** start of MATERIALS PROVIDED **
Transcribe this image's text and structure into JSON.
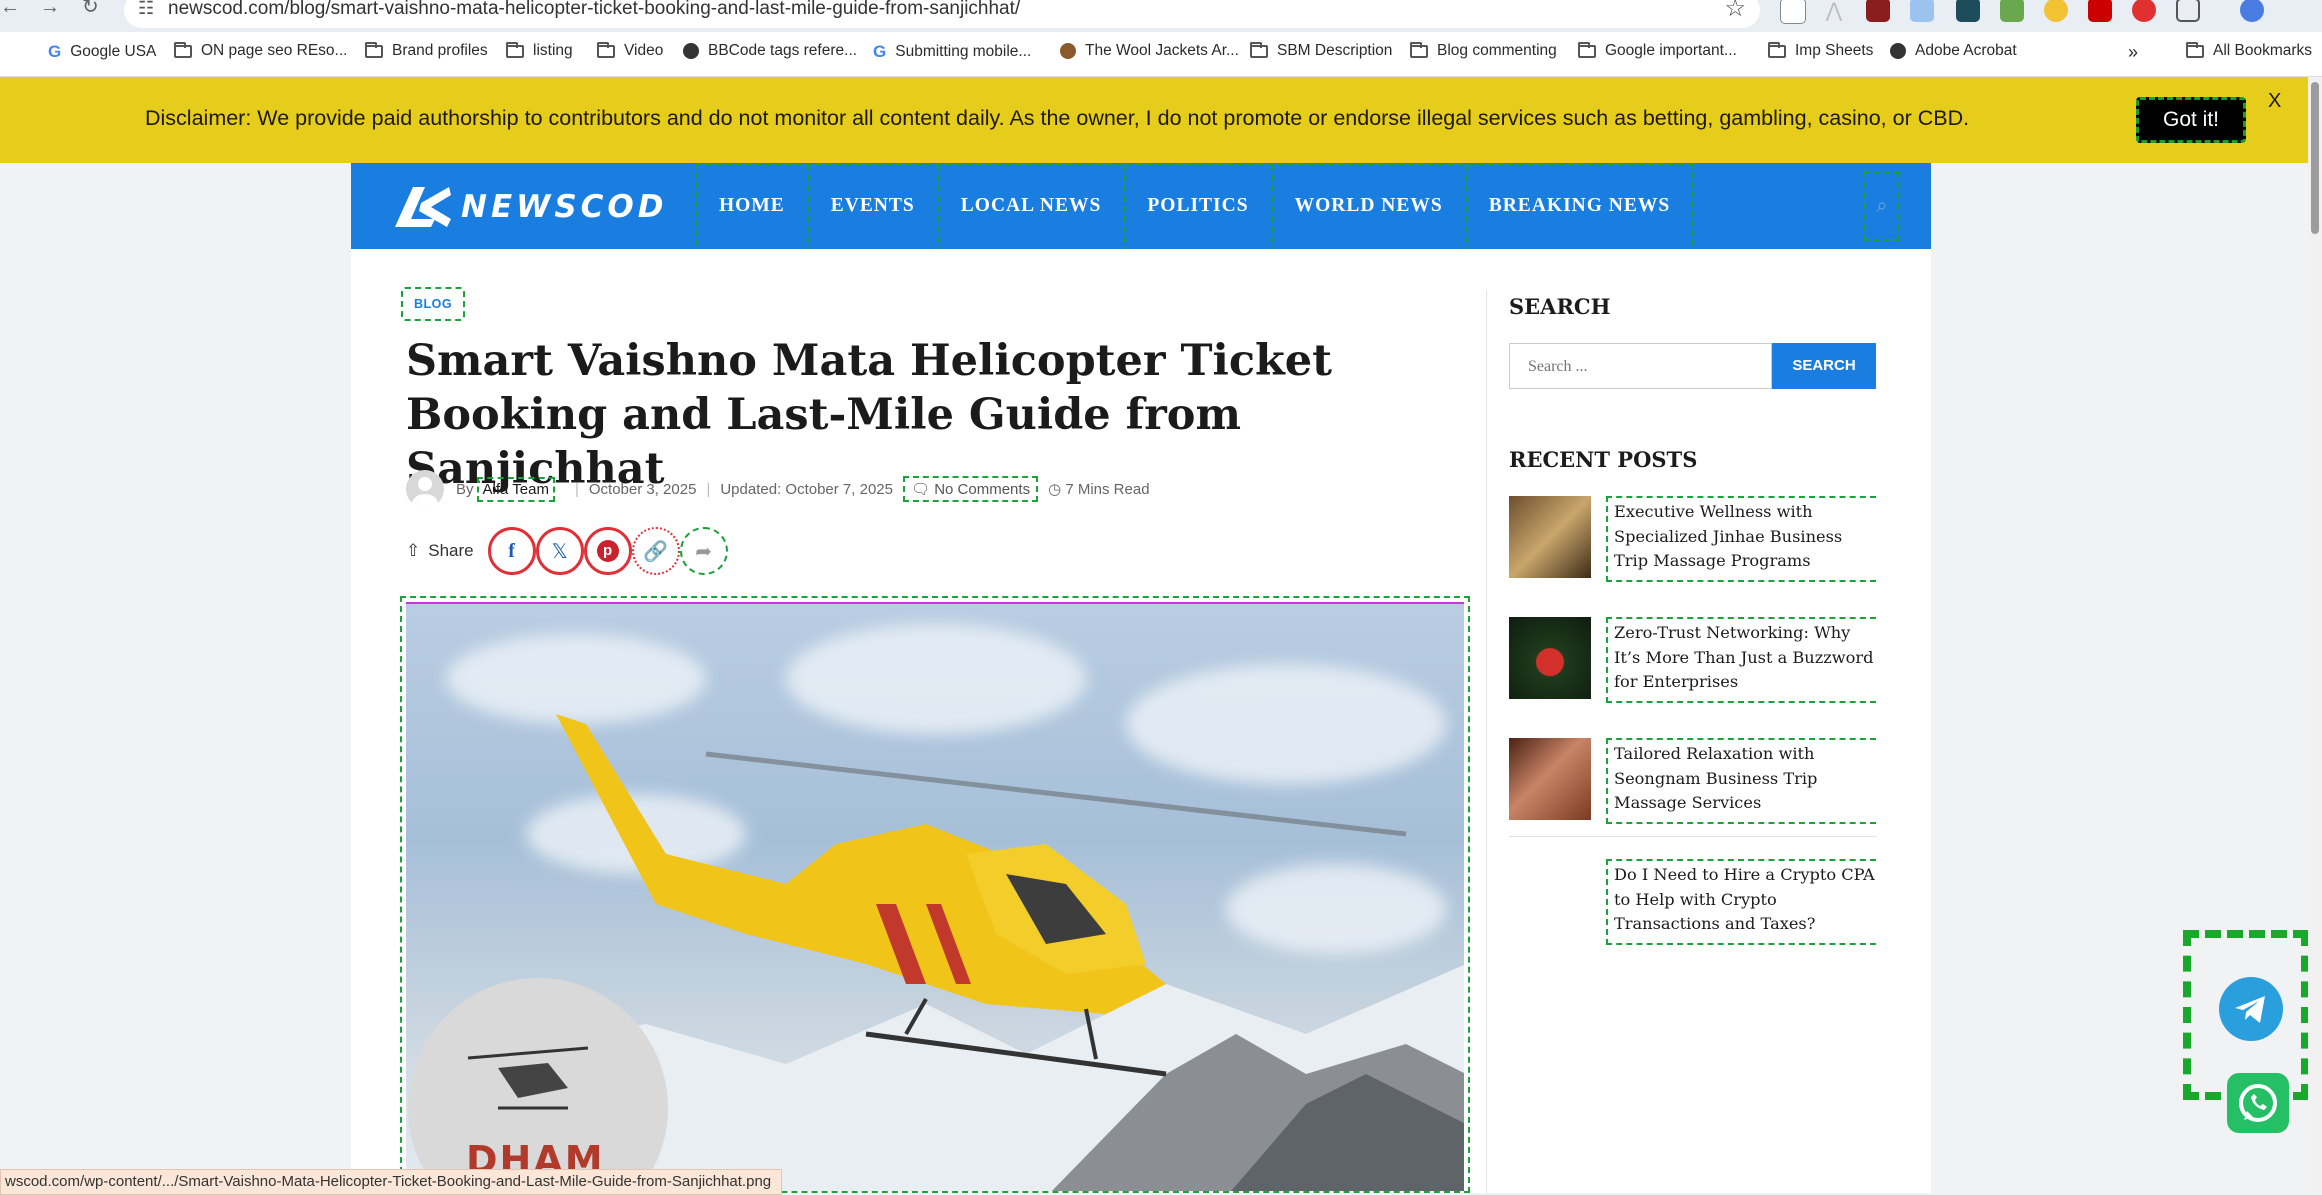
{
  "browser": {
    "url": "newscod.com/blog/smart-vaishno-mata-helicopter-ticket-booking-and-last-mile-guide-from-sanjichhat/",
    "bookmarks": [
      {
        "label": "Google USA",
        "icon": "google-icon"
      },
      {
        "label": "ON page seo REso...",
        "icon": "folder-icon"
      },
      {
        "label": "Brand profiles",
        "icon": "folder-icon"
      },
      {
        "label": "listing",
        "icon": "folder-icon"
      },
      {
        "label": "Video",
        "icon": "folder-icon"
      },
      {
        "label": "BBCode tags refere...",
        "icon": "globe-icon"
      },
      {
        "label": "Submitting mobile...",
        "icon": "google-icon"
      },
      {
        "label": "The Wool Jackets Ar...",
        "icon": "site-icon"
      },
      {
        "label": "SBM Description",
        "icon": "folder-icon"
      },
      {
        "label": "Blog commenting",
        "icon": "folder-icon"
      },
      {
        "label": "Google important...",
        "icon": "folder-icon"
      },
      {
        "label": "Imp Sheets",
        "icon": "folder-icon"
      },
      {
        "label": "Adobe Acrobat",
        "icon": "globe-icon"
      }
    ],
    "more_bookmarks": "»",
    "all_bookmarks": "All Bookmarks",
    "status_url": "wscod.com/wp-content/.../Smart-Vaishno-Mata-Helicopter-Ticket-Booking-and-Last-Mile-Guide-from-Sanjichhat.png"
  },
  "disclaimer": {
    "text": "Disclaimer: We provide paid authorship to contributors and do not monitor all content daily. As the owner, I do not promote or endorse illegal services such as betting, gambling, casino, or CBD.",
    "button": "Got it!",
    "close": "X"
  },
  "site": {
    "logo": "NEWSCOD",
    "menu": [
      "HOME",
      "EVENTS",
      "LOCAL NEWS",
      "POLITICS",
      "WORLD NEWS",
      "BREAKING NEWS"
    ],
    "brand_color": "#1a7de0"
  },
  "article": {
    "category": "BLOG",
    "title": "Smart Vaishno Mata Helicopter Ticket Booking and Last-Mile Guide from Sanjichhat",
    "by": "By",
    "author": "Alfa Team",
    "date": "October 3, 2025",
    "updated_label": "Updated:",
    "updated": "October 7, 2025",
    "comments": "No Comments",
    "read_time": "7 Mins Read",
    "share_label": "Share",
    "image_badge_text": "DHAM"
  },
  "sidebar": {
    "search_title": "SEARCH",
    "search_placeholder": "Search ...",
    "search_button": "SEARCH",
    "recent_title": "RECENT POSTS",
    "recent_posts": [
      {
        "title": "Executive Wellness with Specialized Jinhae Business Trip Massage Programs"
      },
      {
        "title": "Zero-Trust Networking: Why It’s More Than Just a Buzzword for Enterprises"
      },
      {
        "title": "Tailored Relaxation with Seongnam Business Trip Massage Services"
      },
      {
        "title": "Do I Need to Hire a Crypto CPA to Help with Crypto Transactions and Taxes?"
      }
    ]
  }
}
** end of MATERIALS PROVIDED **
** start of MATERIALS PROVIDED **
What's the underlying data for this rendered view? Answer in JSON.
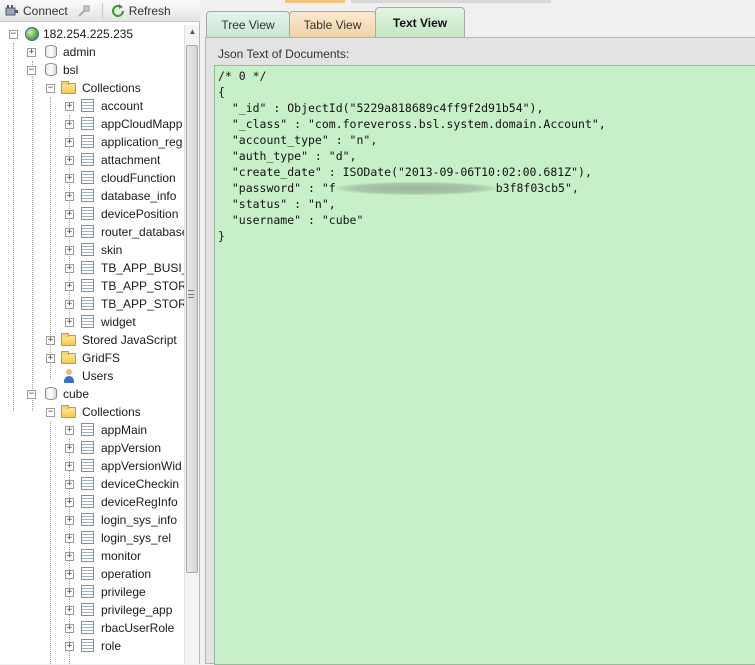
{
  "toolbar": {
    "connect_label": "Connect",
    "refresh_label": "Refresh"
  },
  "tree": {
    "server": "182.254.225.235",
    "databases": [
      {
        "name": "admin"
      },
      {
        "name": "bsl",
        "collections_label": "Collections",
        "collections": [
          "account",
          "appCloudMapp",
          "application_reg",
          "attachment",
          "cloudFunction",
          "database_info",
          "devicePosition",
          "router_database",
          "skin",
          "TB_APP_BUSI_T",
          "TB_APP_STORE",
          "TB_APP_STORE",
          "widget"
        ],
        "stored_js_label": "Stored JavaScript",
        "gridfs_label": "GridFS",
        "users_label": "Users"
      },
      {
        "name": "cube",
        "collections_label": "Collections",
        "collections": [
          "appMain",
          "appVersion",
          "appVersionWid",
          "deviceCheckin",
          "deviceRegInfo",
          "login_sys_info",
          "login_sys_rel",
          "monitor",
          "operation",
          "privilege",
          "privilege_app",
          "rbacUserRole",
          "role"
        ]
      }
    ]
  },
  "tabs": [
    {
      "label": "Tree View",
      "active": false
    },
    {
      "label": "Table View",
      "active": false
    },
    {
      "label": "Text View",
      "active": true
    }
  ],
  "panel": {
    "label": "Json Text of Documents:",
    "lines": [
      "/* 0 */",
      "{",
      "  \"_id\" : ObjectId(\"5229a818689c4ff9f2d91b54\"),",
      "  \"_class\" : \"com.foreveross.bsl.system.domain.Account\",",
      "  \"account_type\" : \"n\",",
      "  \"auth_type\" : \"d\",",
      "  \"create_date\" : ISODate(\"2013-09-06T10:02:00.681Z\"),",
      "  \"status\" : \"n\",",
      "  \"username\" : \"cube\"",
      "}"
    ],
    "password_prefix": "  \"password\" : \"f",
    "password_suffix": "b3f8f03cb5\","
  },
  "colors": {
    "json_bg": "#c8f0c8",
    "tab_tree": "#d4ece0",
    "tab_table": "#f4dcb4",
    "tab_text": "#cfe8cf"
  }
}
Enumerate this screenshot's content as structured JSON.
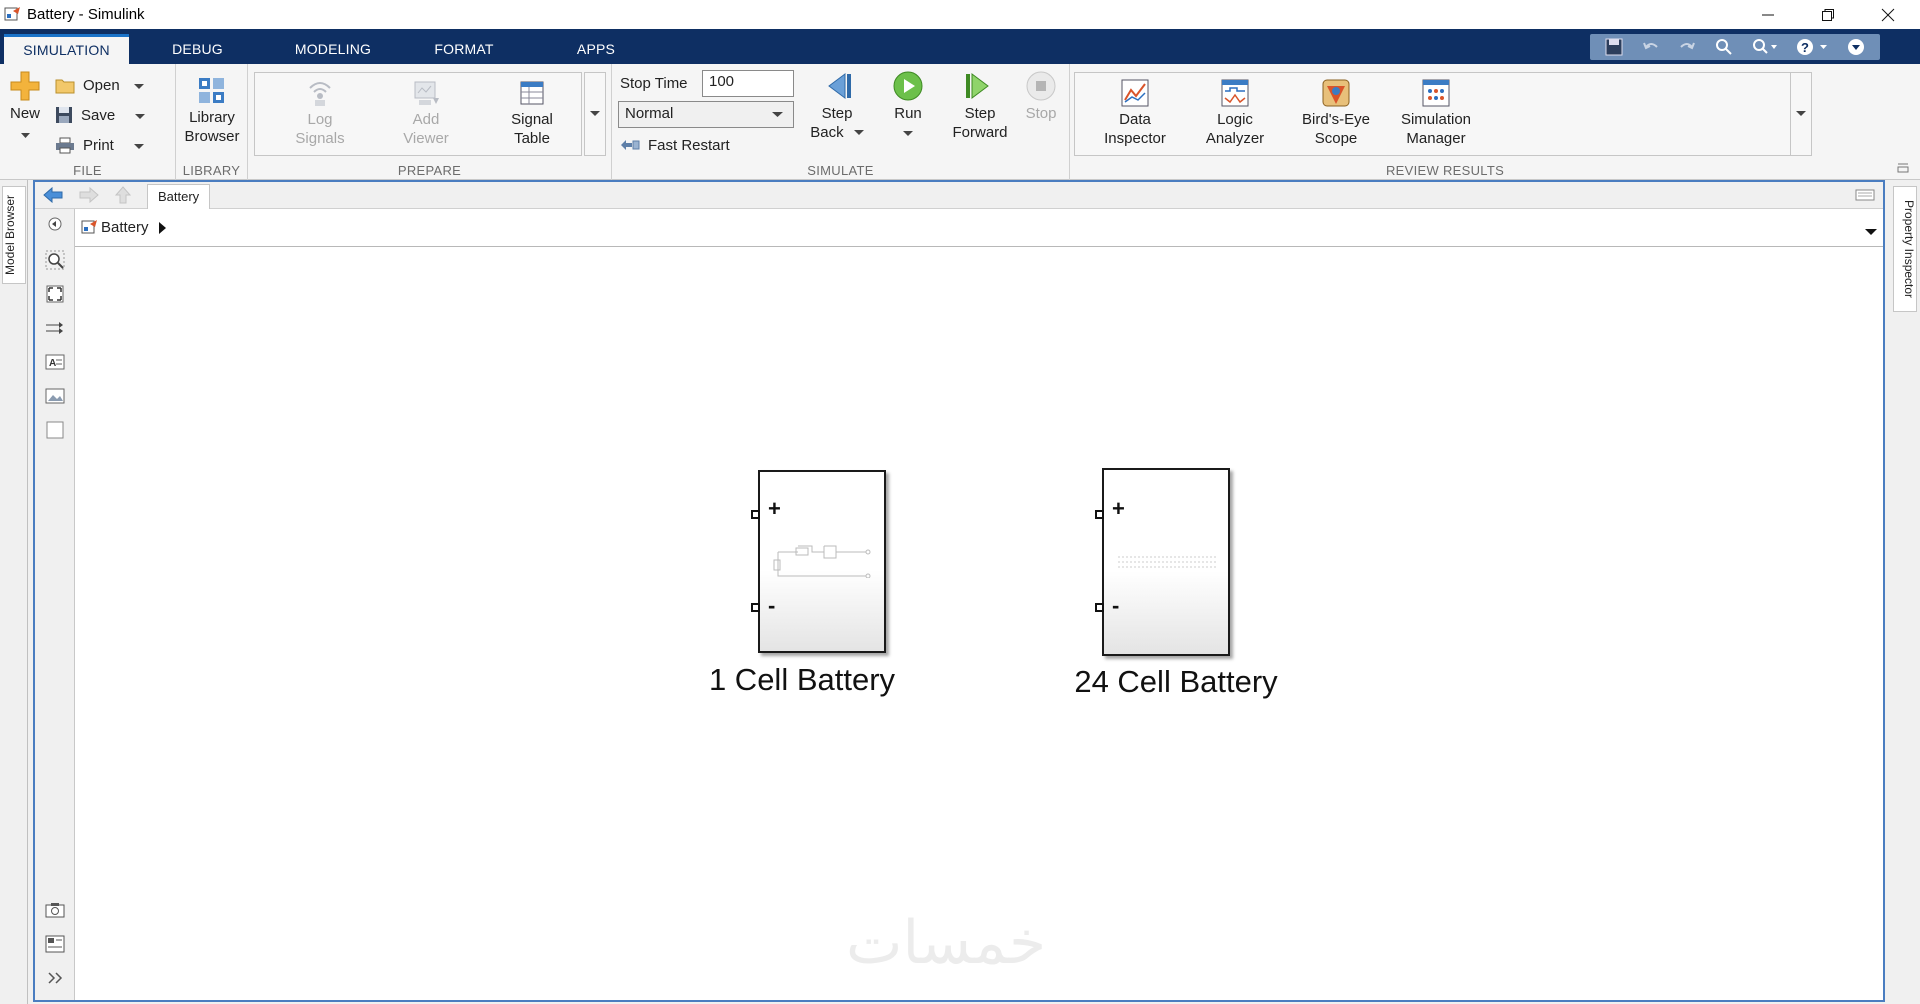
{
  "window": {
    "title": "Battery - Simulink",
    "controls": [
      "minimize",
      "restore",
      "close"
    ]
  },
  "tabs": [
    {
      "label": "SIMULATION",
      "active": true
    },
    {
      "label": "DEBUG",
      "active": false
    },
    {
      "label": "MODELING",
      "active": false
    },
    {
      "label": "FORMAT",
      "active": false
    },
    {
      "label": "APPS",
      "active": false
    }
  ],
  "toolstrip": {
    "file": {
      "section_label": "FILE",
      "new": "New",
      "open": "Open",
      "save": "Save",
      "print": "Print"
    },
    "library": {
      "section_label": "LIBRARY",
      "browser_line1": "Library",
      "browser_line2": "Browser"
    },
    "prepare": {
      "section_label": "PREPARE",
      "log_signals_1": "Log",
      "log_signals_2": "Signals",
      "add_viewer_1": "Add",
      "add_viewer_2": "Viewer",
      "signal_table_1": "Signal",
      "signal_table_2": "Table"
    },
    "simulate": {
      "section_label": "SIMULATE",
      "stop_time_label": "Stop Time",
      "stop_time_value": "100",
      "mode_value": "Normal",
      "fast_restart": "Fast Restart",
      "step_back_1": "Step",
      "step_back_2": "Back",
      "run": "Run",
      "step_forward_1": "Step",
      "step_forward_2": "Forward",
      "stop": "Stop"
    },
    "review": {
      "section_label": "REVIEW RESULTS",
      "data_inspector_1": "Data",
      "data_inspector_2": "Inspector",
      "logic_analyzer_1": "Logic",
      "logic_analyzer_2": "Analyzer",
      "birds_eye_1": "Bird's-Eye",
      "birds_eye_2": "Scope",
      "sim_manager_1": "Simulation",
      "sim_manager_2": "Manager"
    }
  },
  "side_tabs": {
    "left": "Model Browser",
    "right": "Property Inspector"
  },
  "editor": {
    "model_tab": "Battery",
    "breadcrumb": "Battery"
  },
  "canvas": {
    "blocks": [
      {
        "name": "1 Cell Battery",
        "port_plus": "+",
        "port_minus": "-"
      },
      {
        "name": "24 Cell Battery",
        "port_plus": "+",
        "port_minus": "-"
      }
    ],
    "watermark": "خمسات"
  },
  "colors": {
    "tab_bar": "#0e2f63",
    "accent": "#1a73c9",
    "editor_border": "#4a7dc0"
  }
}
** end of MATERIALS PROVIDED **
** start of MATERIALS PROVIDED **
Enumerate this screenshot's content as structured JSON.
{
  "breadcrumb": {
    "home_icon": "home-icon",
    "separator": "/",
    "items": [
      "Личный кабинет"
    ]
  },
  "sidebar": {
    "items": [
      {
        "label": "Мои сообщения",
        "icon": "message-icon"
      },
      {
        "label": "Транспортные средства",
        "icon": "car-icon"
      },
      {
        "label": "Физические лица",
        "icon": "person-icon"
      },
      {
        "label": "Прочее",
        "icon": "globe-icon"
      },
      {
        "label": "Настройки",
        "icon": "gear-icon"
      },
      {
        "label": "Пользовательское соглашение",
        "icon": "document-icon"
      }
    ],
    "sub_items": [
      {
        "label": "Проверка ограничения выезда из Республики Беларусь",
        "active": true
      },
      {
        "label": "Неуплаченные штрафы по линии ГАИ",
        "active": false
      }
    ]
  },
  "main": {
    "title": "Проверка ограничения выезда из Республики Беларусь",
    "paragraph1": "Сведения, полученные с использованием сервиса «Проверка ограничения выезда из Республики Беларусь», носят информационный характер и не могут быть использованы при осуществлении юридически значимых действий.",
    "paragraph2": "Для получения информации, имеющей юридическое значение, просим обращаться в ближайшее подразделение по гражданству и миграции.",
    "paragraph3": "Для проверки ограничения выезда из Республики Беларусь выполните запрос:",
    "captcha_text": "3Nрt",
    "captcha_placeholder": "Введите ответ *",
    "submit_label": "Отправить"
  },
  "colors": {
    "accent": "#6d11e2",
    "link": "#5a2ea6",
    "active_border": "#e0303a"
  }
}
** end of MATERIALS PROVIDED **
→ TASK DIRECTIONS
Pick out and copy the lines of the entries that hold the string "from".

→ TASK ANSWER
    "url": "newscod.com/blog/smart-vaishno-mata-helicopter-ticket-booking-and-last-mile-guide-from-sanjichhat/",
    "status_url": "wscod.com/wp-content/.../Smart-Vaishno-Mata-Helicopter-Ticket-Booking-and-Last-Mile-Guide-from-Sanjichhat.png"
    "title": "Smart Vaishno Mata Helicopter Ticket Booking and Last-Mile Guide from Sanjichhat",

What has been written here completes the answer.